Aim
Quote the listing below in its entirety.

Entries supplied
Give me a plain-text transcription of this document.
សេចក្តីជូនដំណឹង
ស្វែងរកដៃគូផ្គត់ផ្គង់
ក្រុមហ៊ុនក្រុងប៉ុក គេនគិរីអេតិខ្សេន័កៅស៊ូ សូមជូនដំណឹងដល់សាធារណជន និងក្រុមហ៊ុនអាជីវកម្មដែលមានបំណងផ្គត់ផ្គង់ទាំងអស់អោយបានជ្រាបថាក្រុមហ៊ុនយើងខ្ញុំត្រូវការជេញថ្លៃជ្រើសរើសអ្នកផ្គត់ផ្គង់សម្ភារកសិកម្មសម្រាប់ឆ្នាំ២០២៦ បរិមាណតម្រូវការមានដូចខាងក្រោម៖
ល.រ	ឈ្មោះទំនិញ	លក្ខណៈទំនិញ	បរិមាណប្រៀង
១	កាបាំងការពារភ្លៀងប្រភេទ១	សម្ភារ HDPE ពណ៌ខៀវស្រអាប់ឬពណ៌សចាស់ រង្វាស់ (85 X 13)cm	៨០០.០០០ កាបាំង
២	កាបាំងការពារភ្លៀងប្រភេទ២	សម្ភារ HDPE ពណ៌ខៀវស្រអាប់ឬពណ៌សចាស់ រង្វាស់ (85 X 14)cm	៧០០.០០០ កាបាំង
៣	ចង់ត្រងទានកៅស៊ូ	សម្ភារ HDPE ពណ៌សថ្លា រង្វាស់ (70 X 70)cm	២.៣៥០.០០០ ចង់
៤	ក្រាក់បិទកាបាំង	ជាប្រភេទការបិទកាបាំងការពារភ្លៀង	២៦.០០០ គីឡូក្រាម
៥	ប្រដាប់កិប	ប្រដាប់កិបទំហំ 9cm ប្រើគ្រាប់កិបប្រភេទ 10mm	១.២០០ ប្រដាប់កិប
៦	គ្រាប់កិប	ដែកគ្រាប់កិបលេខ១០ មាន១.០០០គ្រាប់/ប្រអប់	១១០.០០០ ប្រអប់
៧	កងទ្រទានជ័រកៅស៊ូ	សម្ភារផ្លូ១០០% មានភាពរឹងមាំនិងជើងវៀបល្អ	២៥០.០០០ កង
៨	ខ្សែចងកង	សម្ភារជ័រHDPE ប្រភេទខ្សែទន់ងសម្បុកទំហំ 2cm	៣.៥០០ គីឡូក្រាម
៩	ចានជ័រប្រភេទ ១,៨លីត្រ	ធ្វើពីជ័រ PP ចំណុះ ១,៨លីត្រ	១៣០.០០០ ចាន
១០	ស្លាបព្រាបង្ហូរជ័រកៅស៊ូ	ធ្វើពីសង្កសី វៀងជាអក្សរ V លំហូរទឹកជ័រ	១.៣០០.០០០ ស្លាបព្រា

Output of the task
Give me a plain-text transcription of this document.
សេចក្តីជូនដំណឹង
ស្វែងរកដៃគូផ្គត់ផ្គង់
ក្រុមហ៊ុនក្រុងប៉ុក គេនគិរីអេតិខ្សេន័កៅស៊ូ សូមជូនដំណឹងដល់សាធារណជន និងក្រុមហ៊ុនអាជីវកម្មដែលមានបំណងផ្គត់ផ្គង់ទាំងអស់អោយបានជ្រាបថាក្រុមហ៊ុនយើងខ្ញុំត្រូវការជេញថ្លៃជ្រើសរើសអ្នកផ្គត់ផ្គង់សម្ភារកសិកម្មសម្រាប់ឆ្នាំ២០២៦ បរិមាណតម្រូវការមានដូចខាងក្រោម៖
ល.រ	ឈ្មោះទំនិញ	លក្ខណៈទំនិញ	បរិមាណប្រៀង
១	កាបាំងការពារភ្លៀងប្រភេទ១	សម្ភារ HDPE ពណ៌ខៀវស្រអាប់ឬពណ៌សចាស់ រង្វាស់ (85 X 13)cm	៨០០.០០០ កាបាំង
២	កាបាំងការពារភ្លៀងប្រភេទ២	សម្ភារ HDPE ពណ៌ខៀវស្រអាប់ឬពណ៌សចាស់ រង្វាស់ (85 X 14)cm	៧០០.០០០ កាបាំង
៣	ចង់ត្រងទានកៅស៊ូ	សម្ភារ HDPE ពណ៌សថ្លា រង្វាស់ (70 X 70)cm	២.៣៥០.០០០ ចង់
៤	ក្រាក់បិទកាបាំង	ជាប្រភេទការបិទកាបាំងការពារភ្លៀង	២៦.០០០ គីឡូក្រាម
៥	ប្រដាប់កិប	ប្រដាប់កិបទំហំ 9cm ប្រើគ្រាប់កិបប្រភេទ 10mm	១.២០០ ប្រដាប់កិប
៦	គ្រាប់កិប	ដែកគ្រាប់កិបលេខ១០ មាន១.០០០គ្រាប់/ប្រអប់	១១០.០០០ ប្រអប់
៧	កងទ្រទានជ័រកៅស៊ូ	សម្ភារផ្លូ១០០% មានភាពរឹងមាំនិងជើងវៀបល្អ	២៥០.០០០ កង
៨	ខ្សែចងកង	សម្ភារជ័រHDPE ប្រភេទខ្សែទន់ងសម្បុកទំហំ 2cm	៣.៥០០ គីឡូក្រាម
៩	ចានជ័រប្រភេទ ១,៨លីត្រ	ធ្វើពីជ័រ PP ចំណុះ ១,៨លីត្រ	១៣០.០០០ ចាន
១០	ស្លាបព្រាបង្ហូរជ័រកៅស៊ូ	ធ្វើពីសង្កសី វៀងជាអក្សរ V លំហូរទឹកជ័រ	១.៣០០.០០០ ស្លាបព្រា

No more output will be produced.